### Written problem
Examine each line of the data. Copy those that contain the string "this".

[Raw records]

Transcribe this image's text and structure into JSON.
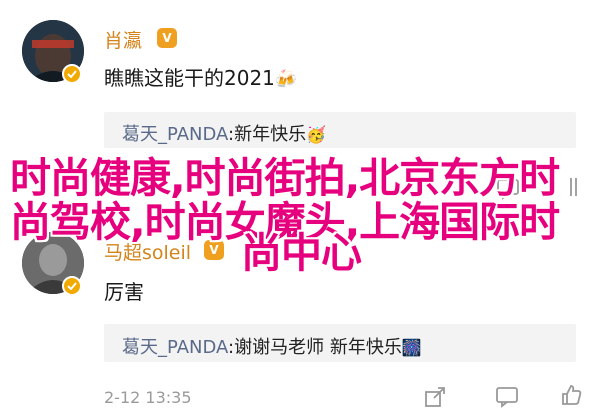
{
  "comment1": {
    "username": "肖瀛",
    "text": "瞧瞧这能干的2021",
    "emoji": "🍻"
  },
  "reply1": {
    "author": "葛天_PANDA",
    "separator": ":",
    "text": "新年快乐",
    "emoji": "🥳"
  },
  "comment2": {
    "username": "马超soleil",
    "text": "厉害"
  },
  "reply2": {
    "author": "葛天_PANDA",
    "separator": ":",
    "text": "谢谢马老师 新年快乐",
    "emoji": "🎆"
  },
  "comment2_meta": {
    "timestamp": "2-12 13:35"
  },
  "overlay": {
    "line1": "时尚健康,时尚街拍,北京东方时",
    "line2": "尚驾校,时尚女魔头,上海国际时",
    "line3": "尚中心"
  },
  "colors": {
    "username": "#d4841b",
    "reply_author": "#5b6a8a",
    "overlay_text": "#e6007e",
    "verified_badge": "#f2a900"
  },
  "icons": [
    "verified-icon",
    "vip-badge-icon",
    "share-icon",
    "comment-icon",
    "like-icon"
  ]
}
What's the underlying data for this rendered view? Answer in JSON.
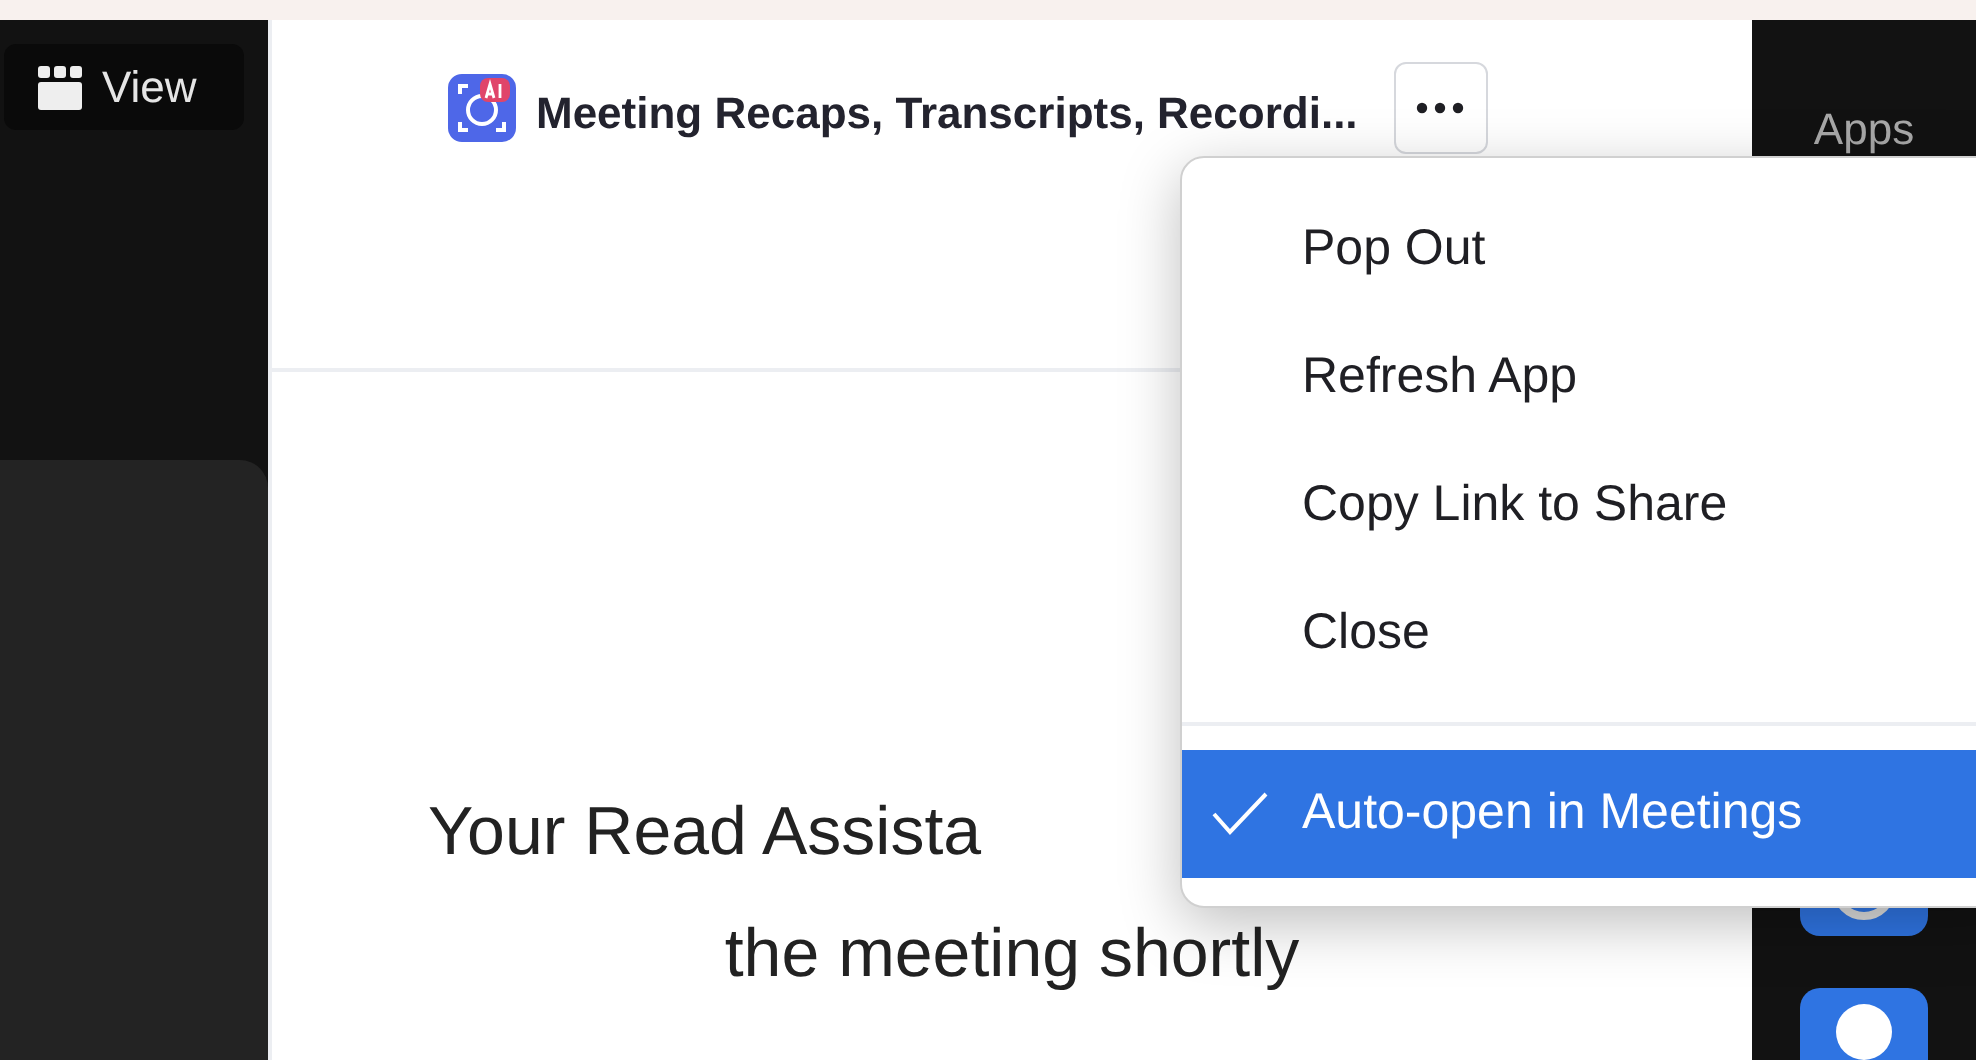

### Result below
Transcribe this image's text and structure into JSON.
What's the underlying data for this rendered view? Answer in JSON.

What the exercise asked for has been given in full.